WHAT IS REQUIRED: Locate the word "title" in the entries below, then gather every line that holds it.

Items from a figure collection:
....

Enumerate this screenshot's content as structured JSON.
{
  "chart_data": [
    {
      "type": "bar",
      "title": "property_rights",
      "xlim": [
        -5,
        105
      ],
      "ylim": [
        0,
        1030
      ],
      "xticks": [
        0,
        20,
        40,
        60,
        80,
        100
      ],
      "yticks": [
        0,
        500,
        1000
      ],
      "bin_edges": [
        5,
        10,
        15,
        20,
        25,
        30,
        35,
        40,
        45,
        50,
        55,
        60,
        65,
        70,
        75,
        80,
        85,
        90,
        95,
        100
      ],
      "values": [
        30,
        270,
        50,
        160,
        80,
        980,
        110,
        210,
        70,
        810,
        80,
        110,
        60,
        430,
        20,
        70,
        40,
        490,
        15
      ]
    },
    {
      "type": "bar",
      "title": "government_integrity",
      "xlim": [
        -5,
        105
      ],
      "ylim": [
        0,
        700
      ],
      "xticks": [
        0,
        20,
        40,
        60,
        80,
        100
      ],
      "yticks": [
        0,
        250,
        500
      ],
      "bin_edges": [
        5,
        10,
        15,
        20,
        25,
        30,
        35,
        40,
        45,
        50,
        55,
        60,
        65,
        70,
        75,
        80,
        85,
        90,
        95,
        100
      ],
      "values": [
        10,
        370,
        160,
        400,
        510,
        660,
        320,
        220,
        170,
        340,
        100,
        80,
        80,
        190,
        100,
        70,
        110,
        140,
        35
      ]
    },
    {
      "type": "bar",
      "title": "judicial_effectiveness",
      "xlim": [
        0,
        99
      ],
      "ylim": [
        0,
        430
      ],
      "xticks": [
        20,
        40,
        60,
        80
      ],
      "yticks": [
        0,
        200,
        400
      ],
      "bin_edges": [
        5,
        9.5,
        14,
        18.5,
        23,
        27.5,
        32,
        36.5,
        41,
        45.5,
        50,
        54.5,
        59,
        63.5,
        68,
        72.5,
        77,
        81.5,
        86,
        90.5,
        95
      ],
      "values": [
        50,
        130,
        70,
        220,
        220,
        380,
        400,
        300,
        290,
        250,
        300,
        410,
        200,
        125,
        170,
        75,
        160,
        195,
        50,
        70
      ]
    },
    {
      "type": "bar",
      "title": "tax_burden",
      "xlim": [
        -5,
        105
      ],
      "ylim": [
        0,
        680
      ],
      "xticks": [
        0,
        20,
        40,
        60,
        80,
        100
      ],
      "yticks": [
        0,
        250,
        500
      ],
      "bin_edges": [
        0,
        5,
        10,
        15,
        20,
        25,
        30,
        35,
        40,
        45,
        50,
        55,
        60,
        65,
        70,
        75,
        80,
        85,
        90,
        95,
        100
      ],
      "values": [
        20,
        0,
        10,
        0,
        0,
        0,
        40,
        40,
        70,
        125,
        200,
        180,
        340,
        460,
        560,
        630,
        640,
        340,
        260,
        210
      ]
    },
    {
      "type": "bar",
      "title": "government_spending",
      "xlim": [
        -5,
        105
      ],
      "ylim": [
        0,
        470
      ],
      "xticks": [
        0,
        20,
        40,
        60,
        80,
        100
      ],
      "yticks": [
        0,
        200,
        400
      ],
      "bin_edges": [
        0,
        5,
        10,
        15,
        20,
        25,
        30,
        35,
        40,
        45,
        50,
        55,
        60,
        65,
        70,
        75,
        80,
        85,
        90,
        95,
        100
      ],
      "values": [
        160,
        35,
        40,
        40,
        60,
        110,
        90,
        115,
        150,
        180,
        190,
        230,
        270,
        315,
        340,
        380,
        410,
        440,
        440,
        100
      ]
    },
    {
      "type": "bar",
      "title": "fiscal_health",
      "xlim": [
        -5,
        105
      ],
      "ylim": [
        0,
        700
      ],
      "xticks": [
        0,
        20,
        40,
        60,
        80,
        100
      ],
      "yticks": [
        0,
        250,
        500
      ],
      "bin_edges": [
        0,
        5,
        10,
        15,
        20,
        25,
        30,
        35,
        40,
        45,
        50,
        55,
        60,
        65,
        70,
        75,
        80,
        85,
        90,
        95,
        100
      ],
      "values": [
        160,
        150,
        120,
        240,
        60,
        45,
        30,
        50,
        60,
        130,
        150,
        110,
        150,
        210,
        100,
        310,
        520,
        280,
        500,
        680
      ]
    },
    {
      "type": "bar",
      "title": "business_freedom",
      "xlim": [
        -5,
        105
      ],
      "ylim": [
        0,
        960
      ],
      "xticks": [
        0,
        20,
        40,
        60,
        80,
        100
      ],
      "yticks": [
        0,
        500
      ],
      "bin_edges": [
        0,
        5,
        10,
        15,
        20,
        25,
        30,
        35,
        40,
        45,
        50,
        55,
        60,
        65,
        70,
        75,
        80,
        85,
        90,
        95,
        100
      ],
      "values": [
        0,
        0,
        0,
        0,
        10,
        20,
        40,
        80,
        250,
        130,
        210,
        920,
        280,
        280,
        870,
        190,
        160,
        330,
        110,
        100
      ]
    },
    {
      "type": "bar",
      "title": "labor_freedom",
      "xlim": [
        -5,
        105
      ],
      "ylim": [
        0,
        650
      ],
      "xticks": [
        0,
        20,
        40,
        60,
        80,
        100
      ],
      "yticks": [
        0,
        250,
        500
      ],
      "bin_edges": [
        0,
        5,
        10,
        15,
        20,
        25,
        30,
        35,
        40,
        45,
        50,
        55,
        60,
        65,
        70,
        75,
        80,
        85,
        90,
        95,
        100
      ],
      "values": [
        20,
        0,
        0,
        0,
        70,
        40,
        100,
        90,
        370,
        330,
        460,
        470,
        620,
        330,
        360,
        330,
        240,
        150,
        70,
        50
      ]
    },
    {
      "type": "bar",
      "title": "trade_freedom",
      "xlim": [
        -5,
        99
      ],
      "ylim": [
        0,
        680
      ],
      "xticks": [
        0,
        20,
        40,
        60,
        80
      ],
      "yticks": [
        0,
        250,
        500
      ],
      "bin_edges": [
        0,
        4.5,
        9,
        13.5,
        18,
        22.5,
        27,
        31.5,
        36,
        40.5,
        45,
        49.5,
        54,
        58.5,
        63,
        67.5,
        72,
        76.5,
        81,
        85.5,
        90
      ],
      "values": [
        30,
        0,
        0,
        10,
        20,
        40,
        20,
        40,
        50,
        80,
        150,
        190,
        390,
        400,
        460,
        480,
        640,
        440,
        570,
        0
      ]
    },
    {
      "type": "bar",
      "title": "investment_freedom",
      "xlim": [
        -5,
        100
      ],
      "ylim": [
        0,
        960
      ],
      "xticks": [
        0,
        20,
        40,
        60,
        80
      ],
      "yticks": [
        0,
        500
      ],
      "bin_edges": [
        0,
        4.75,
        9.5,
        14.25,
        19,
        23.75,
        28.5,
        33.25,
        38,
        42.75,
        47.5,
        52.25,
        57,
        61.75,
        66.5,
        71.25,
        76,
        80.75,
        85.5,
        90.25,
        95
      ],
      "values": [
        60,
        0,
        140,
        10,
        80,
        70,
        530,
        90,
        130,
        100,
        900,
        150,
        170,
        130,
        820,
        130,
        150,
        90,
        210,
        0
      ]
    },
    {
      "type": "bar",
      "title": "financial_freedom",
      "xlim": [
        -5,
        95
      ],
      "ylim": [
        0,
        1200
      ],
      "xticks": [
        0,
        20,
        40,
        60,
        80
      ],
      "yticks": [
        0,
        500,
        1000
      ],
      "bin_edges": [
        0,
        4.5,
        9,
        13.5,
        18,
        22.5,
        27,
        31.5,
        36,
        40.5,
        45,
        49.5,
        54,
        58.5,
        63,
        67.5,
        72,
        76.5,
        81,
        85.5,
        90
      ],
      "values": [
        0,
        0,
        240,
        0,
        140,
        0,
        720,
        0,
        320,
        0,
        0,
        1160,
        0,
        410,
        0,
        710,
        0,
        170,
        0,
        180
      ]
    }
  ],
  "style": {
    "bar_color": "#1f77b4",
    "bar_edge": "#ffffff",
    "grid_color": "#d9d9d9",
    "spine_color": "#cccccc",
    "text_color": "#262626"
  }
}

....

OUTPUT:
      "title": "property_rights",
      "title": "government_integrity",
      "title": "judicial_effectiveness",
      "title": "tax_burden",
      "title": "government_spending",
      "title": "fiscal_health",
      "title": "business_freedom",
      "title": "labor_freedom",
      "title": "trade_freedom",
      "title": "investment_freedom",
      "title": "financial_freedom",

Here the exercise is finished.